▶ _To be done_
The data below should be restated word for word, with every picture omitted.

▶ _Data listing_
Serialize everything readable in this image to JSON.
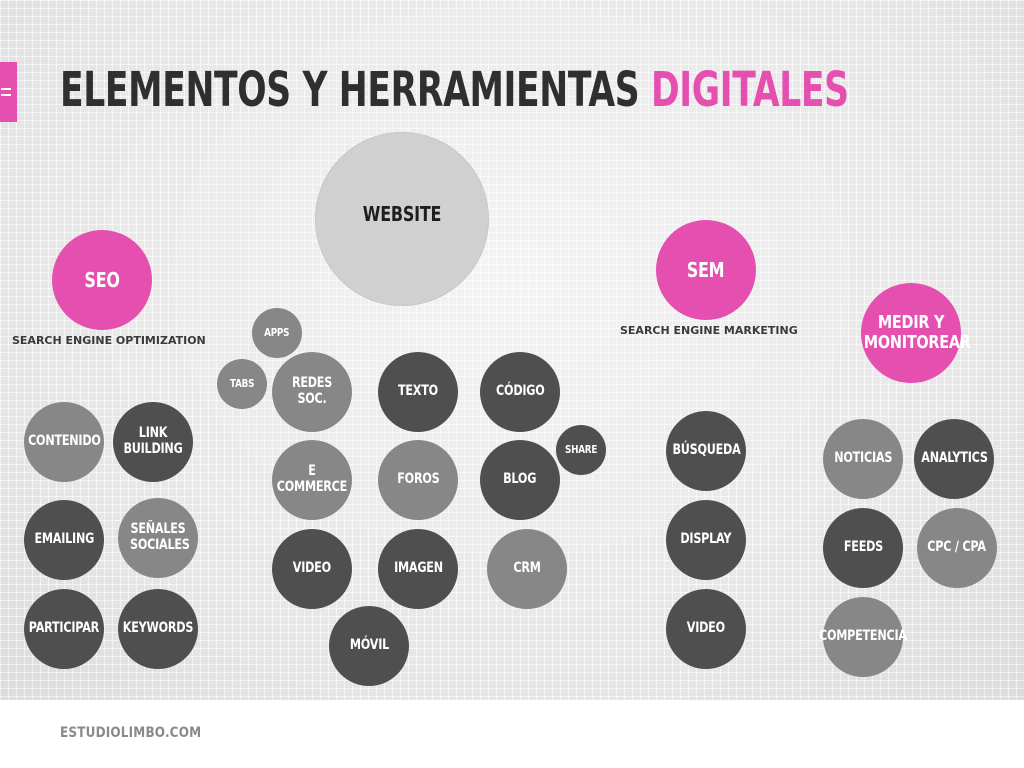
{
  "title": {
    "main": "ELEMENTOS Y HERRAMIENTAS",
    "accent": "DIGITALES"
  },
  "colors": {
    "accent": "#e44fb0",
    "dark_node": "#4f4f50",
    "mid_node": "#878787",
    "light_node": "#d0d0d0"
  },
  "nodes": {
    "website": "WEBSITE",
    "seo": "SEO",
    "sem": "SEM",
    "medir": "MEDIR Y MONITOREAR",
    "contenido": "CONTENIDO",
    "link_building": "LINK BUILDING",
    "emailing": "EMAILING",
    "senales_sociales": "SEÑALES SOCIALES",
    "participar": "PARTICIPAR",
    "keywords": "KEYWORDS",
    "apps": "APPS",
    "tabs": "TABS",
    "redes_soc": "REDES SOC.",
    "texto": "TEXTO",
    "codigo": "CÓDIGO",
    "share": "SHARE",
    "ecommerce": "E COMMERCE",
    "foros": "FOROS",
    "blog": "BLOG",
    "video_web": "VIDEO",
    "imagen": "IMAGEN",
    "crm": "CRM",
    "movil": "MÓVIL",
    "busqueda": "BÚSQUEDA",
    "display": "DISPLAY",
    "video_sem": "VIDEO",
    "noticias": "NOTICIAS",
    "analytics": "ANALYTICS",
    "feeds": "FEEDS",
    "cpc_cpa": "CPC / CPA",
    "competencia": "COMPETENCIA"
  },
  "captions": {
    "seo": "SEARCH ENGINE OPTIMIZATION",
    "sem": "SEARCH ENGINE MARKETING"
  },
  "footer": {
    "site": "ESTUDIOLIMBO.COM"
  }
}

▶ _Response below_
Serialize everything readable in this image to JSON.
{
  "title": {
    "main": "ELEMENTOS Y HERRAMIENTAS",
    "accent": "DIGITALES"
  },
  "colors": {
    "accent": "#e44fb0",
    "dark_node": "#4f4f50",
    "mid_node": "#878787",
    "light_node": "#d0d0d0"
  },
  "nodes": {
    "website": "WEBSITE",
    "seo": "SEO",
    "sem": "SEM",
    "medir": "MEDIR Y MONITOREAR",
    "contenido": "CONTENIDO",
    "link_building": "LINK BUILDING",
    "emailing": "EMAILING",
    "senales_sociales": "SEÑALES SOCIALES",
    "participar": "PARTICIPAR",
    "keywords": "KEYWORDS",
    "apps": "APPS",
    "tabs": "TABS",
    "redes_soc": "REDES SOC.",
    "texto": "TEXTO",
    "codigo": "CÓDIGO",
    "share": "SHARE",
    "ecommerce": "E COMMERCE",
    "foros": "FOROS",
    "blog": "BLOG",
    "video_web": "VIDEO",
    "imagen": "IMAGEN",
    "crm": "CRM",
    "movil": "MÓVIL",
    "busqueda": "BÚSQUEDA",
    "display": "DISPLAY",
    "video_sem": "VIDEO",
    "noticias": "NOTICIAS",
    "analytics": "ANALYTICS",
    "feeds": "FEEDS",
    "cpc_cpa": "CPC / CPA",
    "competencia": "COMPETENCIA"
  },
  "captions": {
    "seo": "SEARCH ENGINE OPTIMIZATION",
    "sem": "SEARCH ENGINE MARKETING"
  },
  "footer": {
    "site": "ESTUDIOLIMBO.COM"
  }
}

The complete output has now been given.